**Document section**
Dear Shareholders,
In 2025, the global economy faced multiple challenges, including uncertain trade policies, tense geopolitical situations and persistent inflationary pressures, with a volatile and uneven outlook. Hong Kong’s business environment remained under pressure, as the trend of residents traveling north for consumption persisted. The retail sector was significantly affected by changes in consumer behavior; although visitor arrivals to Hong Kong rebounded compared with 2024, both residents and visitors remained cautious about high-value spending. Meanwhile, the nation is firmly implementing its strategy to expand domestic demand, and the tourism industry has become a vital force in boosting consumption and driving growth. Against this backdrop, the Group adhered to a prudent business policy, closely followed the national development strategy with its “Tourism+” development strategy, relied on its foundation in the Guangdong-Hong Kong-Macao Greater Bay Area (the “GBA”), and made steady progress in its four core business segments — property, hospitality and leisure, transportation and investment — maintaining resilience amid volatility.
Deepen Core Segments and Consolidate Development Foundation
The Group has consistently aligned itself with national policies, actively seizing the opportunities presented by the “14th Five-Year Plan” to participate in the high-quality development of the GBA and promote the integrated development of culture and tourism. Our “Tourism+” strategy is unlocking the potential of the GBA by seamlessly integrating high-speed transport, lifestyle hospitality, and cultural experiences to build a differentiated, high-value ecosystem.
Embracing a qualitative transformation, our transportation division is intensifying efforts to optimize extensive multi-modal transport resources while reinventing its offerings to meet the evolving dynamics of the travel and tourism sector.

**Tasks to complete**
- 1) Translate this sentence from the shareholder letter into Spanish: "Hong Kong’s business environment remained under pressure, as the trend of residents traveling north for consumption persisted."
- 2) Summarize the shareholder letter in two sentences.
- 3) Write the next part of the shareholder letter, continuing after its final sentence.

**Data to examine**
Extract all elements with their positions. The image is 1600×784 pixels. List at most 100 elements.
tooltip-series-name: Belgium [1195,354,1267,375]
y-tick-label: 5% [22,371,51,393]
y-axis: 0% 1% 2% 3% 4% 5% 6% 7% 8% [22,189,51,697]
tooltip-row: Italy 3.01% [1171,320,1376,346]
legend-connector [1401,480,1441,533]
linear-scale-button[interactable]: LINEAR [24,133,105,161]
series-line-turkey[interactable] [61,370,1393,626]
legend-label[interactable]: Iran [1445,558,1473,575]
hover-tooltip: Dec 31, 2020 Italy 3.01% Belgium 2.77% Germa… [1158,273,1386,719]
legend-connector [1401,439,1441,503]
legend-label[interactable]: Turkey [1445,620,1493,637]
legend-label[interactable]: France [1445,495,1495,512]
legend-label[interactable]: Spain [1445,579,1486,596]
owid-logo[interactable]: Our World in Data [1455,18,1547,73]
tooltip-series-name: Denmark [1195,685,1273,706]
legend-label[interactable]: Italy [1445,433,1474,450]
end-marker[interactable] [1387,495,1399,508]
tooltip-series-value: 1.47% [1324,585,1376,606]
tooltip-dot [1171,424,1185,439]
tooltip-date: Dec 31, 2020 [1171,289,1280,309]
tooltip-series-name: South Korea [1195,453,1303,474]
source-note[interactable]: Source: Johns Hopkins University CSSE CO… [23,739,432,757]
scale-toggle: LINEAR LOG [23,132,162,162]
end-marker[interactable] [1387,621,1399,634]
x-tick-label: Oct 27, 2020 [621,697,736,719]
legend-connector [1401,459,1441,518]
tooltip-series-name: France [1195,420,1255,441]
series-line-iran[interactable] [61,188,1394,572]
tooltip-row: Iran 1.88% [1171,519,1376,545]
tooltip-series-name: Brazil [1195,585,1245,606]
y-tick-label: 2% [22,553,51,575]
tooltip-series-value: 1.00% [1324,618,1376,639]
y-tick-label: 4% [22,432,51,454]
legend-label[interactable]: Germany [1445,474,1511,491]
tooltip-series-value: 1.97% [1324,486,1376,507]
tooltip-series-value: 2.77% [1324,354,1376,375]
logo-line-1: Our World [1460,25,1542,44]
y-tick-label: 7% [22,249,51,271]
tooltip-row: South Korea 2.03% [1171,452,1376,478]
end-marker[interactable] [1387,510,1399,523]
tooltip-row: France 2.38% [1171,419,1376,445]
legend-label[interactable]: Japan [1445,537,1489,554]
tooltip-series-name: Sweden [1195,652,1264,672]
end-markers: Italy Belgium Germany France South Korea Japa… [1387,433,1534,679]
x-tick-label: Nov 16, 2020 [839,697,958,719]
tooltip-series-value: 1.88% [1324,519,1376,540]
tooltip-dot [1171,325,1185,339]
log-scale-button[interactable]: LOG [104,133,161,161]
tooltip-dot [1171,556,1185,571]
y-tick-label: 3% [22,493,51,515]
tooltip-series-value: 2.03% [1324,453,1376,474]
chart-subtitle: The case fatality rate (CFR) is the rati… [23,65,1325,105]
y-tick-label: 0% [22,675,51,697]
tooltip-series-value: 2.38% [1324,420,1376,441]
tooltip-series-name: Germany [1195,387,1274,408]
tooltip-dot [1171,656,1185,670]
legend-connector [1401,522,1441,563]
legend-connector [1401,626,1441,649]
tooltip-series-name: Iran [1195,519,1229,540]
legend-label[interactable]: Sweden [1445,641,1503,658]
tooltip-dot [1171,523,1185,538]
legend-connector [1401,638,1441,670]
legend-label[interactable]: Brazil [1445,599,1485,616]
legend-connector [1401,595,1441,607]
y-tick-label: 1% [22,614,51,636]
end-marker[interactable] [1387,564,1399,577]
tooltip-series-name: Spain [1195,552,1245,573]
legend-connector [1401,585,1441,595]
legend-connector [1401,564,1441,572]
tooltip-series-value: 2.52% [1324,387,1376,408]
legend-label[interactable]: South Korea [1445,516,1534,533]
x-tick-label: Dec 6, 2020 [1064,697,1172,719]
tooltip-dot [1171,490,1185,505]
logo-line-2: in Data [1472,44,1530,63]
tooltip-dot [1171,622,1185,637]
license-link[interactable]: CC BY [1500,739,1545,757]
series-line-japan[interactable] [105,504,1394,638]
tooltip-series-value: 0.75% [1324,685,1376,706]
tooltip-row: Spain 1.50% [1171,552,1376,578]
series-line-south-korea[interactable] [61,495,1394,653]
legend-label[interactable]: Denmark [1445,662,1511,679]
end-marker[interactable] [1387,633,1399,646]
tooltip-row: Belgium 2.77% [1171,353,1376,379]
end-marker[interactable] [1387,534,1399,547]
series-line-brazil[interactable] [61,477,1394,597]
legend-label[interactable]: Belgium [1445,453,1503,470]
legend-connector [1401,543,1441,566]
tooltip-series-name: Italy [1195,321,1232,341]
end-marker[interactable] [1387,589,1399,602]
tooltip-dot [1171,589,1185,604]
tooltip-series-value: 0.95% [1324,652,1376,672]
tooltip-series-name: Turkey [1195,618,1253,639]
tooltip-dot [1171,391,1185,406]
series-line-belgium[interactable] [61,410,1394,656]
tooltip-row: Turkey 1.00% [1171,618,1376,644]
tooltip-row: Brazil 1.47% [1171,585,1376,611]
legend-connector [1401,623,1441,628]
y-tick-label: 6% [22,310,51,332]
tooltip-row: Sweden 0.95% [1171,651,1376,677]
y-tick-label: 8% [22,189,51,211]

**Responses for each task**
- 1) El entorno empresarial de Hong Kong siguió bajo presión, ya que persistió la tendencia de los residentes a viajar al norte para consumir.

- 2) In 2025, amid uncertain trade policies, geopolitical tension, inflation and a pressured Hong Kong retail sector, the Group kept a prudent business policy and made steady progress in its property, hospitality and leisure, transportation and investment segments. In line with national policy and rooted in the GBA, its "Tourism+" strategy integrates high-speed transport, lifestyle hospitality and cultural experiences, while its transportation division is optimizing multi-modal transport resources and reinventing its offerings.

- 3)
Our recent collaboration with Shenzhen Airport Group exemplifies our long-standing commitment to developing a more expansive and integrated transportation network for the region. With Shenzhen Bao’an International Airport being earmarked as a key international hub by advancing multimodal transport integration, new opportunities have emerged for us to explore the areas for future business endeavors in yacht economy and low-altitude economy outlined in the “15th Five-Year Plan”. These efforts further contribute to positioning the GBA as a world-class region for living, working, and traveling, driving its high-quality development.
In the hospitality and leisure sector, our wholly-owned subsidiary — Artyzen Hospitality Group (“AHG”) has deeply integrated its hotels with culture, commerce, and art. In 2025, AHG achieved a turnaround from loss to profit in Earnings Before Interest, Taxes, Depreciation and Amortization (EBITDA) through prudent operations, marking an important milestone and confirming the resilience of the lifestyle hotel model. AHG signed an agreement with Xi’an Yang’s Real Estate to introduce the “Artyzen Hotels and Resorts” luxury lifestyle hotel brand to Xi’an, realizing the brand’s first layout in this historic city and reflecting the Group’s confidence in long-term market demand. Supported by the continuous expansion of national visa-free policies, the Group’s hotels in Macao and Hong Kong enhanced the multi-destination experience, with occupancy rates and demand steadily rebounding. In addition, Artyzen Habitat Hengqin Zhuhai was awarded the “Five-Leaf Green Hotel” certification by National Green Hotel Committee. NEW BUND 31 continued to consolidate its position as a cultural landmark, achieved stable performance through large-scale events, and its affiliated hotel won numerous industry awards, confirming the core value of experience-driven projects.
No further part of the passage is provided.